-- BEGIN Information shown --

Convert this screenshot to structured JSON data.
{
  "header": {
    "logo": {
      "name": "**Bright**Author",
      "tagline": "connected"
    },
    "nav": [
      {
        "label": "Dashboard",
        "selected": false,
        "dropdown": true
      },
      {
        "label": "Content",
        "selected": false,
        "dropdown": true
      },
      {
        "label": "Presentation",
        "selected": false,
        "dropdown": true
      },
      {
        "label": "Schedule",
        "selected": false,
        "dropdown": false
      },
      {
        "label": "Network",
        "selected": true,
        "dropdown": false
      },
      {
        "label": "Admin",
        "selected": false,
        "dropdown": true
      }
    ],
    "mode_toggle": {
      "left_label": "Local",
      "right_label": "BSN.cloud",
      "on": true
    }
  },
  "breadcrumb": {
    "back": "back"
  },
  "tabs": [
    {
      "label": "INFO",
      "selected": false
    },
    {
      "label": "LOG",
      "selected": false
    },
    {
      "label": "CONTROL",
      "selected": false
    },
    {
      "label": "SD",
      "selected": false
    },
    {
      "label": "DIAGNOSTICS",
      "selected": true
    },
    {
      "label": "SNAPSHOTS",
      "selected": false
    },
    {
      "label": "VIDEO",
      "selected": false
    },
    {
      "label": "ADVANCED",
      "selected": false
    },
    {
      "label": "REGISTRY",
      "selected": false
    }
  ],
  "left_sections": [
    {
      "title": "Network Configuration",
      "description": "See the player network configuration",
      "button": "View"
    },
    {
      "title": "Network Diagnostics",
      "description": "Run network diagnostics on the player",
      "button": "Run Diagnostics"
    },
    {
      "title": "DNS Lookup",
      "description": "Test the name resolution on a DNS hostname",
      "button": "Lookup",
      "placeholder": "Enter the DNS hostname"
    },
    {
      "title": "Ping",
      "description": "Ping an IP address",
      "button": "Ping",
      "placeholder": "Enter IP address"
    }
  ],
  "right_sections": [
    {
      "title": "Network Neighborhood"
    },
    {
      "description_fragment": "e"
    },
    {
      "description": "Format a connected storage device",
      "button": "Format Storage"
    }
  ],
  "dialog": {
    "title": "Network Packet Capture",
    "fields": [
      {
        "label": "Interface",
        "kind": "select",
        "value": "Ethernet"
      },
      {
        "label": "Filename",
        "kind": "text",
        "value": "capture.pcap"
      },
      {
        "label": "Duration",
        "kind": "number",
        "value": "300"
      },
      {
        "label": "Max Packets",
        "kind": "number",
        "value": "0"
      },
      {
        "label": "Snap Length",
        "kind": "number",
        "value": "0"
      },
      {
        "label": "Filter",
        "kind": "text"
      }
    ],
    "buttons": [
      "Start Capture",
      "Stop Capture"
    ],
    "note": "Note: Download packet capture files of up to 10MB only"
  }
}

-- END Information shown --

- _Exercise aim_
Restate the data above word for word, please.

- _Solution for this exercise_
Convert this screenshot to structured JSON data.
{
  "header": {
    "logo": {
      "name": "**Bright**Author",
      "tagline": "connected"
    },
    "nav": [
      {
        "label": "Dashboard",
        "selected": false,
        "dropdown": true
      },
      {
        "label": "Content",
        "selected": false,
        "dropdown": true
      },
      {
        "label": "Presentation",
        "selected": false,
        "dropdown": true
      },
      {
        "label": "Schedule",
        "selected": false,
        "dropdown": false
      },
      {
        "label": "Network",
        "selected": true,
        "dropdown": false
      },
      {
        "label": "Admin",
        "selected": false,
        "dropdown": true
      }
    ],
    "mode_toggle": {
      "left_label": "Local",
      "right_label": "BSN.cloud",
      "on": true
    }
  },
  "breadcrumb": {
    "back": "back"
  },
  "tabs": [
    {
      "label": "INFO",
      "selected": false
    },
    {
      "label": "LOG",
      "selected": false
    },
    {
      "label": "CONTROL",
      "selected": false
    },
    {
      "label": "SD",
      "selected": false
    },
    {
      "label": "DIAGNOSTICS",
      "selected": true
    },
    {
      "label": "SNAPSHOTS",
      "selected": false
    },
    {
      "label": "VIDEO",
      "selected": false
    },
    {
      "label": "ADVANCED",
      "selected": false
    },
    {
      "label": "REGISTRY",
      "selected": false
    }
  ],
  "left_sections": [
    {
      "title": "Network Configuration",
      "description": "See the player network configuration",
      "button": "View"
    },
    {
      "title": "Network Diagnostics",
      "description": "Run network diagnostics on the player",
      "button": "Run Diagnostics"
    },
    {
      "title": "DNS Lookup",
      "description": "Test the name resolution on a DNS hostname",
      "button": "Lookup",
      "placeholder": "Enter the DNS hostname"
    },
    {
      "title": "Ping",
      "description": "Ping an IP address",
      "button": "Ping",
      "placeholder": "Enter IP address"
    }
  ],
  "right_sections": [
    {
      "title": "Network Neighborhood"
    },
    {
      "description_fragment": "e"
    },
    {
      "description": "Format a connected storage device",
      "button": "Format Storage"
    }
  ],
  "dialog": {
    "title": "Network Packet Capture",
    "fields": [
      {
        "label": "Interface",
        "kind": "select",
        "value": "Ethernet"
      },
      {
        "label": "Filename",
        "kind": "text",
        "value": "capture.pcap"
      },
      {
        "label": "Duration",
        "kind": "number",
        "value": "300"
      },
      {
        "label": "Max Packets",
        "kind": "number",
        "value": "0"
      },
      {
        "label": "Snap Length",
        "kind": "number",
        "value": "0"
      },
      {
        "label": "Filter",
        "kind": "text"
      }
    ],
    "buttons": [
      "Start Capture",
      "Stop Capture"
    ],
    "note": "Note: Download packet capture files of up to 10MB only"
  }
}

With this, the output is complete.